What you need to do: Reproduce the records exactly.

+++ Exercise inputs

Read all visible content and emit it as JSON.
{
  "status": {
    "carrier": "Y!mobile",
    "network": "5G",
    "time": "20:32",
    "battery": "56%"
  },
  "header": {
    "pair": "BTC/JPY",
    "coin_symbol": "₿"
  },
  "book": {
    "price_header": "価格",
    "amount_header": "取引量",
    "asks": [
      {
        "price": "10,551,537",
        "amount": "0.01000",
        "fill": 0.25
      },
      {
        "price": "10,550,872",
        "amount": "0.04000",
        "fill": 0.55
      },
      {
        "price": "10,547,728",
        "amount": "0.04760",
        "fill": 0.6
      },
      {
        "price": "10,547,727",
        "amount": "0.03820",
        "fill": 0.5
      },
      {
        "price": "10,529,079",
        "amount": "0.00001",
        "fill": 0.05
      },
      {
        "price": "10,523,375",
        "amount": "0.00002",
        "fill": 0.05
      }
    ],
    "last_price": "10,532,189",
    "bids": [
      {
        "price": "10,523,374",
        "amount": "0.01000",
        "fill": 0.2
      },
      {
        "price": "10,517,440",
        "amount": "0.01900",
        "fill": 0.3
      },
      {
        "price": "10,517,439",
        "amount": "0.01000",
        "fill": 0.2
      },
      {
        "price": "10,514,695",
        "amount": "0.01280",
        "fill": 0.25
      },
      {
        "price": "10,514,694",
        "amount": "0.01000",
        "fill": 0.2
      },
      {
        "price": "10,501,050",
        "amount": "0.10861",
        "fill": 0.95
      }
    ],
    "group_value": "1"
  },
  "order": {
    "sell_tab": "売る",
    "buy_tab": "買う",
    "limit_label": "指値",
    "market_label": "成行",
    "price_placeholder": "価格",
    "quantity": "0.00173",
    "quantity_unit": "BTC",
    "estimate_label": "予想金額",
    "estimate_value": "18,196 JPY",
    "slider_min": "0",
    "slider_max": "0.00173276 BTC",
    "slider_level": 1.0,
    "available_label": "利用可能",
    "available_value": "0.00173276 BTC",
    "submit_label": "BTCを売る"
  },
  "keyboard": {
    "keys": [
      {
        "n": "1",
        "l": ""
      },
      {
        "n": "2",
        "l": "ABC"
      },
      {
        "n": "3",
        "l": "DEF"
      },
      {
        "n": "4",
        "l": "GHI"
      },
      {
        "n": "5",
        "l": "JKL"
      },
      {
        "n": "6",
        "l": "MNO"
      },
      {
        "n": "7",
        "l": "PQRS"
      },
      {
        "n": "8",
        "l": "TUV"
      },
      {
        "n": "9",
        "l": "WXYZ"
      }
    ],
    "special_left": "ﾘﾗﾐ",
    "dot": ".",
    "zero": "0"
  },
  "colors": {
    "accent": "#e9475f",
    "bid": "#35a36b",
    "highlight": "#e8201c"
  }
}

++++++

Completed task:
Read all visible content and emit it as JSON.
{
  "status": {
    "carrier": "Y!mobile",
    "network": "5G",
    "time": "20:32",
    "battery": "56%"
  },
  "header": {
    "pair": "BTC/JPY",
    "coin_symbol": "₿"
  },
  "book": {
    "price_header": "価格",
    "amount_header": "取引量",
    "asks": [
      {
        "price": "10,551,537",
        "amount": "0.01000",
        "fill": 0.25
      },
      {
        "price": "10,550,872",
        "amount": "0.04000",
        "fill": 0.55
      },
      {
        "price": "10,547,728",
        "amount": "0.04760",
        "fill": 0.6
      },
      {
        "price": "10,547,727",
        "amount": "0.03820",
        "fill": 0.5
      },
      {
        "price": "10,529,079",
        "amount": "0.00001",
        "fill": 0.05
      },
      {
        "price": "10,523,375",
        "amount": "0.00002",
        "fill": 0.05
      }
    ],
    "last_price": "10,532,189",
    "bids": [
      {
        "price": "10,523,374",
        "amount": "0.01000",
        "fill": 0.2
      },
      {
        "price": "10,517,440",
        "amount": "0.01900",
        "fill": 0.3
      },
      {
        "price": "10,517,439",
        "amount": "0.01000",
        "fill": 0.2
      },
      {
        "price": "10,514,695",
        "amount": "0.01280",
        "fill": 0.25
      },
      {
        "price": "10,514,694",
        "amount": "0.01000",
        "fill": 0.2
      },
      {
        "price": "10,501,050",
        "amount": "0.10861",
        "fill": 0.95
      }
    ],
    "group_value": "1"
  },
  "order": {
    "sell_tab": "売る",
    "buy_tab": "買う",
    "limit_label": "指値",
    "market_label": "成行",
    "price_placeholder": "価格",
    "quantity": "0.00173",
    "quantity_unit": "BTC",
    "estimate_label": "予想金額",
    "estimate_value": "18,196 JPY",
    "slider_min": "0",
    "slider_max": "0.00173276 BTC",
    "slider_level": 1.0,
    "available_label": "利用可能",
    "available_value": "0.00173276 BTC",
    "submit_label": "BTCを売る"
  },
  "keyboard": {
    "keys": [
      {
        "n": "1",
        "l": ""
      },
      {
        "n": "2",
        "l": "ABC"
      },
      {
        "n": "3",
        "l": "DEF"
      },
      {
        "n": "4",
        "l": "GHI"
      },
      {
        "n": "5",
        "l": "JKL"
      },
      {
        "n": "6",
        "l": "MNO"
      },
      {
        "n": "7",
        "l": "PQRS"
      },
      {
        "n": "8",
        "l": "TUV"
      },
      {
        "n": "9",
        "l": "WXYZ"
      }
    ],
    "special_left": "ﾘﾗﾐ",
    "dot": ".",
    "zero": "0"
  },
  "colors": {
    "accent": "#e9475f",
    "bid": "#35a36b",
    "highlight": "#e8201c"
  }
}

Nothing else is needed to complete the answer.